* Brief *
Return all lines below containing the word "salary".

* Input *
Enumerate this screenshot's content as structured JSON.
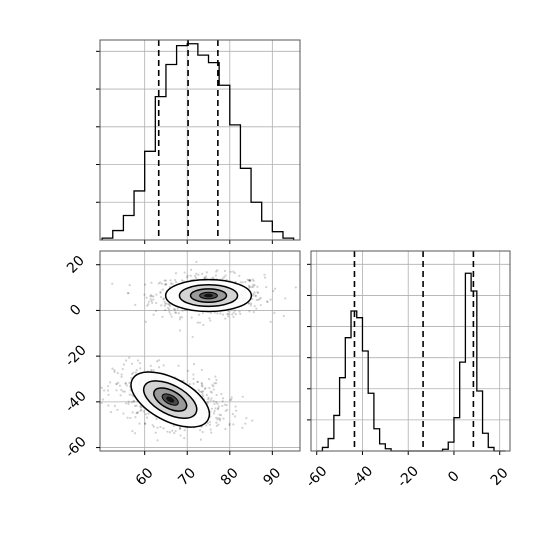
{
  "chart_data": [
    {
      "panel": "histogram-x",
      "type": "bar",
      "x_bin_edges": [
        50,
        52.5,
        55,
        57.5,
        60,
        62.5,
        65,
        67.5,
        70,
        72.5,
        75,
        77.5,
        80,
        82.5,
        85,
        87.5,
        90,
        92.5,
        95
      ],
      "counts": [
        5,
        25,
        65,
        130,
        235,
        380,
        465,
        515,
        520,
        490,
        470,
        410,
        305,
        190,
        100,
        50,
        22,
        5
      ],
      "vertical_dashed_lines": [
        63.3,
        70.2,
        77.2
      ],
      "xlim": [
        49.5,
        96.5
      ],
      "ylim": [
        0,
        530
      ],
      "grid": true,
      "x_tick_labels_shown": false,
      "y_tick_labels_shown": false
    },
    {
      "panel": "joint-density",
      "type": "scatter",
      "x_ticks": [
        60,
        70,
        80,
        90
      ],
      "y_ticks": [
        20,
        0,
        -20,
        -40,
        -60
      ],
      "xlim": [
        49.5,
        96.5
      ],
      "ylim": [
        -61.5,
        26
      ],
      "grid": true,
      "clusters": [
        {
          "center_x": 75,
          "center_y": 6.5,
          "spread_x": 6.5,
          "spread_y": 4.5,
          "points": 700
        },
        {
          "center_x": 66,
          "center_y": -39,
          "spread_x": 6.5,
          "spread_y": 6.0,
          "points": 700
        }
      ]
    },
    {
      "panel": "histogram-y",
      "type": "bar",
      "x_ticks": [
        -60,
        -40,
        -20,
        0,
        20
      ],
      "x_bin_edges": [
        -60,
        -57.5,
        -55,
        -52.5,
        -50,
        -47.5,
        -45,
        -42.5,
        -40,
        -37.5,
        -35,
        -32.5,
        -30,
        -27.5,
        -25,
        -22.5,
        -20,
        -17.5,
        -15,
        -12.5,
        -10,
        -7.5,
        -5,
        -2.5,
        0,
        2.5,
        5,
        7.5,
        10,
        12.5,
        15,
        17.5,
        20,
        22.5
      ],
      "counts": [
        0,
        8,
        28,
        80,
        165,
        255,
        315,
        300,
        225,
        130,
        50,
        16,
        5,
        0,
        0,
        0,
        0,
        0,
        0,
        0,
        0,
        0,
        4,
        20,
        75,
        200,
        400,
        360,
        135,
        40,
        8,
        0,
        0
      ],
      "vertical_dashed_lines": [
        -43.5,
        -13.5,
        8.5
      ],
      "xlim": [
        -62.5,
        24.5
      ],
      "ylim": [
        0,
        450
      ],
      "grid": true,
      "y_tick_labels_shown": false
    }
  ]
}
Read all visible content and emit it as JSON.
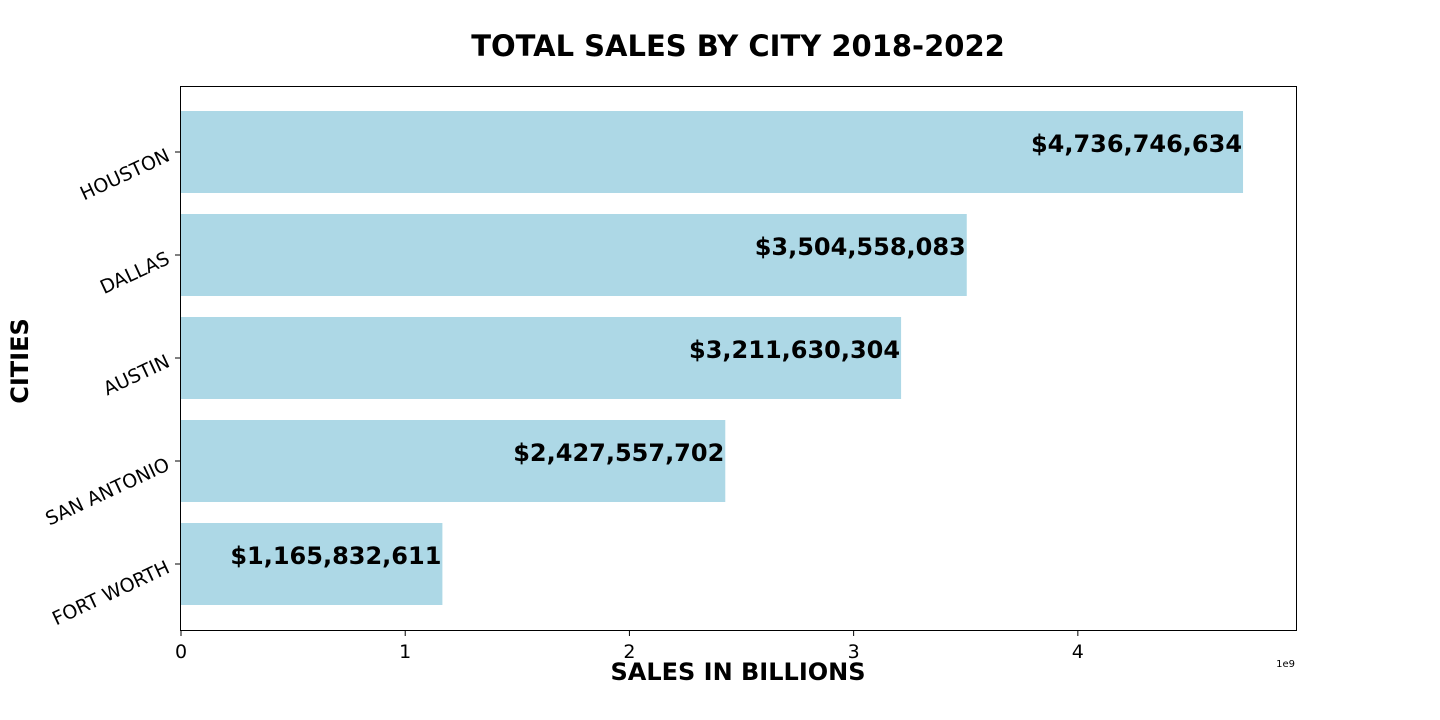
{
  "chart_data": {
    "type": "bar",
    "orientation": "horizontal",
    "title": "TOTAL SALES BY CITY 2018-2022",
    "xlabel": "SALES IN BILLIONS",
    "ylabel": "CITIES",
    "x_offset_label": "1e9",
    "categories": [
      "HOUSTON",
      "DALLAS",
      "AUSTIN",
      "SAN ANTONIO",
      "FORT WORTH"
    ],
    "values": [
      4736746634,
      3504558083,
      3211630304,
      2427557702,
      1165832611
    ],
    "value_labels": [
      "$4,736,746,634",
      "$3,504,558,083",
      "$3,211,630,304",
      "$2,427,557,702",
      "$1,165,832,611"
    ],
    "x_ticks": [
      0,
      1,
      2,
      3,
      4
    ],
    "x_tick_labels": [
      "0",
      "1",
      "2",
      "3",
      "4"
    ],
    "xlim": [
      0,
      4973000000
    ],
    "bar_color": "#add8e6",
    "grid": false,
    "legend": "none"
  }
}
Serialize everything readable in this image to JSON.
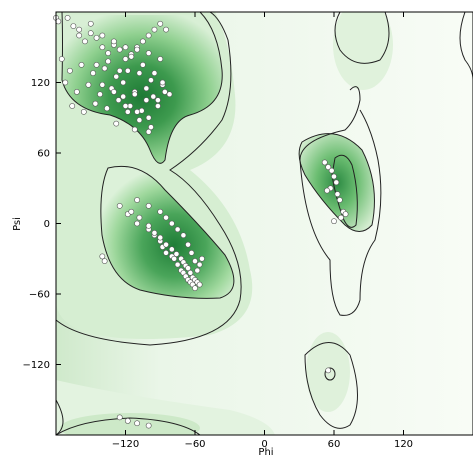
{
  "chart_data": {
    "type": "scatter",
    "xlabel": "Phi",
    "ylabel": "Psi",
    "xlim": [
      -180,
      180
    ],
    "ylim": [
      -180,
      180
    ],
    "x_ticks": [
      -120,
      -60,
      0,
      60,
      120
    ],
    "y_ticks": [
      -120,
      -60,
      0,
      60,
      120
    ],
    "grid": false,
    "background": "density contour map (green)",
    "colors": {
      "high_density": "#1e7a35",
      "mid_density": "#7ccb82",
      "low_density": "#eaf6e8",
      "contour": "#222222",
      "point_fill": "#ffffff",
      "point_edge": "#555555"
    },
    "series": [
      {
        "x": [
          -180,
          -178,
          -170,
          -165,
          -160,
          -155,
          -150,
          -145,
          -140,
          -135,
          -130,
          -125,
          -120,
          -115,
          -110,
          -105,
          -100,
          -95,
          -90,
          -85,
          -175,
          -168,
          -158,
          -148,
          -138,
          -128,
          -118,
          -108,
          -98,
          -88,
          -172,
          -162,
          -152,
          -142,
          -132,
          -122,
          -112,
          -102,
          -92,
          -82,
          -166,
          -156,
          -146,
          -136,
          -126,
          -116,
          -106,
          -96,
          -86,
          -160,
          -150,
          -140,
          -130,
          -120,
          -110,
          -100,
          -90,
          -145,
          -135,
          -125,
          -115,
          -105,
          -95,
          -88,
          -140,
          -130,
          -122,
          -112,
          -102,
          -120,
          -110,
          -100,
          -92,
          -118,
          -108,
          -98,
          -128,
          -112,
          -100,
          -125,
          -118,
          -110,
          -100,
          -95,
          -90,
          -88,
          -85,
          -80,
          -78,
          -75,
          -72,
          -70,
          -68,
          -66,
          -64,
          -62,
          -60,
          -58,
          -56,
          -54,
          -115,
          -108,
          -100,
          -95,
          -90,
          -85,
          -80,
          -76,
          -72,
          -70,
          -68,
          -66,
          -64,
          -62,
          -60,
          -58,
          -56,
          -110,
          -100,
          -90,
          -85,
          -80,
          -75,
          -70,
          -66,
          -63,
          -60,
          52,
          55,
          58,
          60,
          62,
          57,
          54,
          63,
          65,
          68,
          70,
          66,
          60,
          -140,
          -138,
          55,
          -125,
          -118,
          -110,
          -100
        ],
        "y": [
          175,
          172,
          175,
          168,
          160,
          155,
          162,
          158,
          150,
          145,
          152,
          148,
          140,
          144,
          150,
          155,
          160,
          165,
          170,
          165,
          140,
          130,
          135,
          128,
          132,
          125,
          130,
          128,
          122,
          118,
          120,
          112,
          118,
          110,
          115,
          108,
          112,
          105,
          100,
          110,
          100,
          95,
          102,
          98,
          105,
          100,
          96,
          108,
          112,
          165,
          170,
          160,
          155,
          150,
          148,
          145,
          140,
          135,
          138,
          130,
          142,
          135,
          128,
          120,
          118,
          112,
          120,
          110,
          115,
          100,
          95,
          90,
          105,
          95,
          88,
          82,
          85,
          80,
          78,
          15,
          8,
          0,
          -5,
          -10,
          -15,
          -20,
          -25,
          -28,
          -30,
          -35,
          -40,
          -42,
          -45,
          -48,
          -50,
          -52,
          -55,
          -40,
          -35,
          -30,
          10,
          5,
          -2,
          -8,
          -12,
          -18,
          -22,
          -26,
          -30,
          -33,
          -36,
          -38,
          -42,
          -46,
          -48,
          -50,
          -52,
          20,
          15,
          10,
          5,
          0,
          -5,
          -10,
          -18,
          -25,
          -32,
          52,
          48,
          45,
          40,
          35,
          30,
          28,
          25,
          20,
          10,
          8,
          5,
          2,
          -28,
          -32,
          -125,
          -165,
          -168,
          -170,
          -172
        ]
      }
    ]
  }
}
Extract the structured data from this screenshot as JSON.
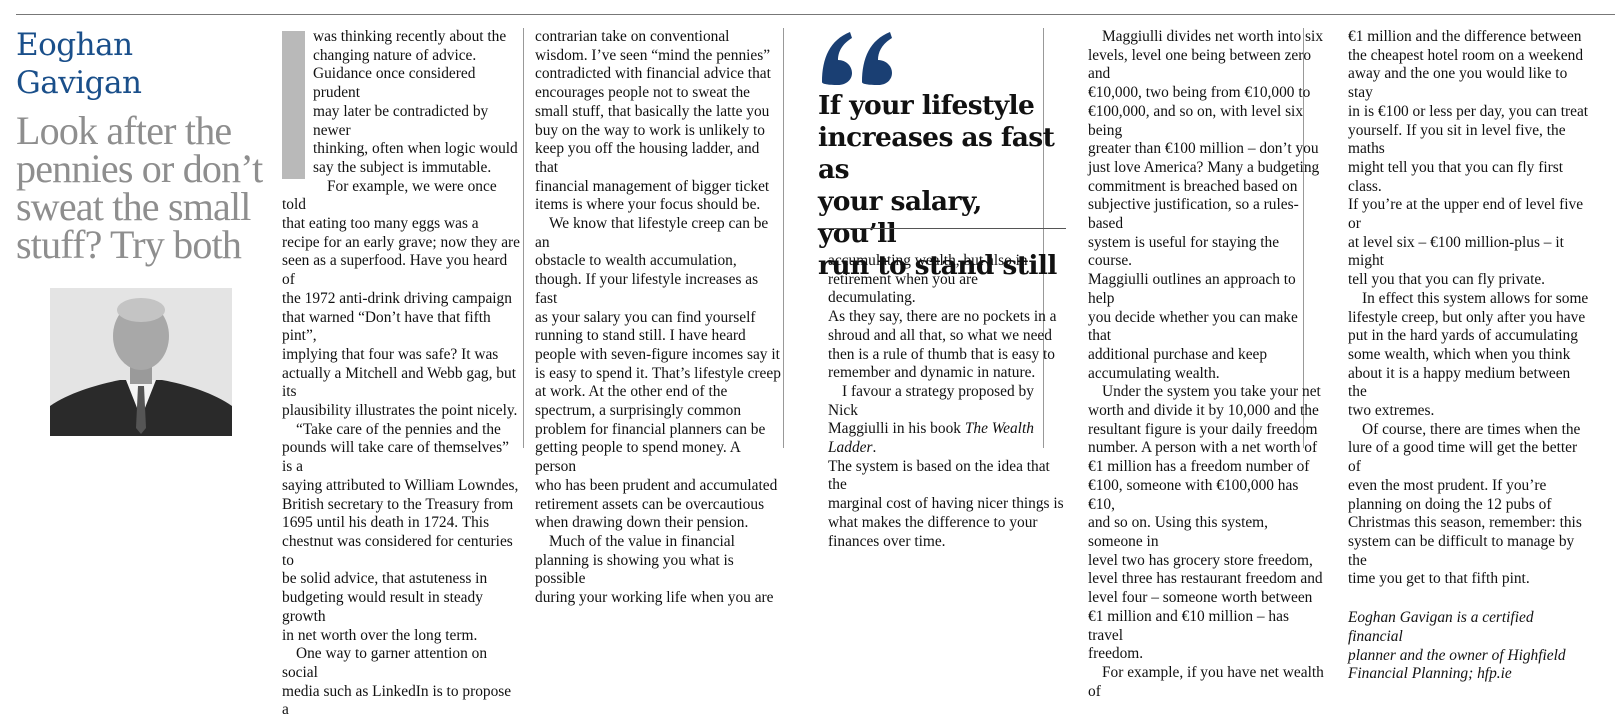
{
  "byline": {
    "line1": "Eoghan",
    "line2": "Gavigan"
  },
  "headline": {
    "line1": "Look after the",
    "line2": "pennies or don’t",
    "line3": "sweat the small",
    "line4": "stuff? Try both"
  },
  "pullquote": {
    "line1": "If your lifestyle",
    "line2": "increases as fast as",
    "line3": "your salary, you’ll",
    "line4": "run to stand still"
  },
  "colors": {
    "byline": "#1a4f8a",
    "headline": "#8e8e8e",
    "quote_mark": "#1a3f73"
  },
  "icons": {
    "quote_mark": "double-quote-icon"
  },
  "col1": [
    [
      "was thinking recently about the",
      "changing nature of advice.",
      "Guidance once considered prudent",
      "may later be contradicted by newer",
      "thinking, often when logic would",
      "say the subject is immutable."
    ],
    [
      "For example, we were once told",
      "that eating too many eggs was a",
      "recipe for an early grave; now they are",
      "seen as a superfood. Have you heard of",
      "the 1972 anti-drink driving campaign",
      "that warned “Don’t have that fifth pint”,",
      "implying that four was safe? It was",
      "actually a Mitchell and Webb gag, but its",
      "plausibility illustrates the point nicely."
    ],
    [
      "“Take care of the pennies and the",
      "pounds will take care of themselves” is a",
      "saying attributed to William Lowndes,",
      "British secretary to the Treasury from",
      "1695 until his death in 1724. This",
      "chestnut was considered for centuries to",
      "be solid advice, that astuteness in",
      "budgeting would result in steady growth",
      "in net worth over the long term."
    ],
    [
      "One way to garner attention on social",
      "media such as LinkedIn is to propose a"
    ]
  ],
  "col2": [
    [
      "contrarian take on conventional",
      "wisdom. I’ve seen “mind the pennies”",
      "contradicted with financial advice that",
      "encourages people not to sweat the",
      "small stuff, that basically the latte you",
      "buy on the way to work is unlikely to",
      "keep you off the housing ladder, and that",
      "financial management of bigger ticket",
      "items is where your focus should be."
    ],
    [
      "We know that lifestyle creep can be an",
      "obstacle to wealth accumulation,",
      "though. If your lifestyle increases as fast",
      "as your salary you can find yourself",
      "running to stand still. I have heard",
      "people with seven-figure incomes say it",
      "is easy to spend it. That’s lifestyle creep",
      "at work. At the other end of the",
      "spectrum, a surprisingly common",
      "problem for financial planners can be",
      "getting people to spend money. A person",
      "who has been prudent and accumulated",
      "retirement assets can be overcautious",
      "when drawing down their pension."
    ],
    [
      "Much of the value in financial",
      "planning is showing you what is possible",
      "during your working life when you are"
    ]
  ],
  "col3": [
    [
      "accumulating wealth, but also in",
      "retirement when you are decumulating.",
      "As they say, there are no pockets in a",
      "shroud and all that, so what we need",
      "then is a rule of thumb that is easy to",
      "remember and dynamic in nature."
    ],
    [
      "I favour a strategy proposed by Nick",
      "Maggiulli in his book The Wealth Ladder.",
      "The system is based on the idea that the",
      "marginal cost of having nicer things is",
      "what makes the difference to your",
      "finances over time."
    ]
  ],
  "col4": [
    [
      "Maggiulli divides net worth into six",
      "levels, level one being between zero and",
      "€10,000, two being from €10,000 to",
      "€100,000, and so on, with level six being",
      "greater than €100 million – don’t you",
      "just love America? Many a budgeting",
      "commitment is breached based on",
      "subjective justification, so a rules-based",
      "system is useful for staying the course.",
      "Maggiulli outlines an approach to help",
      "you decide whether you can make that",
      "additional purchase and keep",
      "accumulating wealth."
    ],
    [
      "Under the system you take your net",
      "worth and divide it by 10,000 and the",
      "resultant figure is your daily freedom",
      "number. A person with a net worth of",
      "€1 million has a freedom number of",
      "€100, someone with €100,000 has €10,",
      "and so on. Using this system, someone in",
      "level two has grocery store freedom,",
      "level three has restaurant freedom and",
      "level four – someone worth between",
      "€1 million and €10 million – has travel",
      "freedom."
    ],
    [
      "For example, if you have net wealth of"
    ]
  ],
  "col5": [
    [
      "€1 million and the difference between",
      "the cheapest hotel room on a weekend",
      "away and the one you would like to stay",
      "in is €100 or less per day, you can treat",
      "yourself. If you sit in level five, the maths",
      "might tell you that you can fly first class.",
      "If you’re at the upper end of level five or",
      "at level six – €100 million-plus – it might",
      "tell you that you can fly private."
    ],
    [
      "In effect this system allows for some",
      "lifestyle creep, but only after you have",
      "put in the hard yards of accumulating",
      "some wealth, which when you think",
      "about it is a happy medium between the",
      "two extremes."
    ],
    [
      "Of course, there are times when the",
      "lure of a good time will get the better of",
      "even the most prudent. If you’re",
      "planning on doing the 12 pubs of",
      "Christmas this season, remember: this",
      "system can be difficult to manage by the",
      "time you get to that fifth pint."
    ]
  ],
  "signature": [
    "Eoghan Gavigan is a certified financial",
    "planner and the owner of Highfield",
    "Financial Planning; hfp.ie"
  ]
}
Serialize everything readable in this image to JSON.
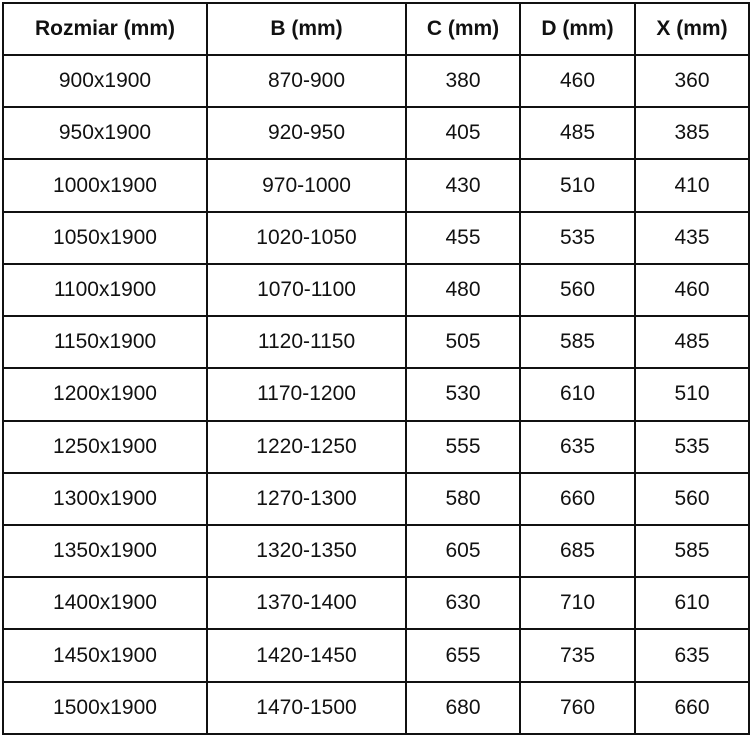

* Written answer *
    "line3": "your salary, you’ll",
      "as your salary you can find yourself",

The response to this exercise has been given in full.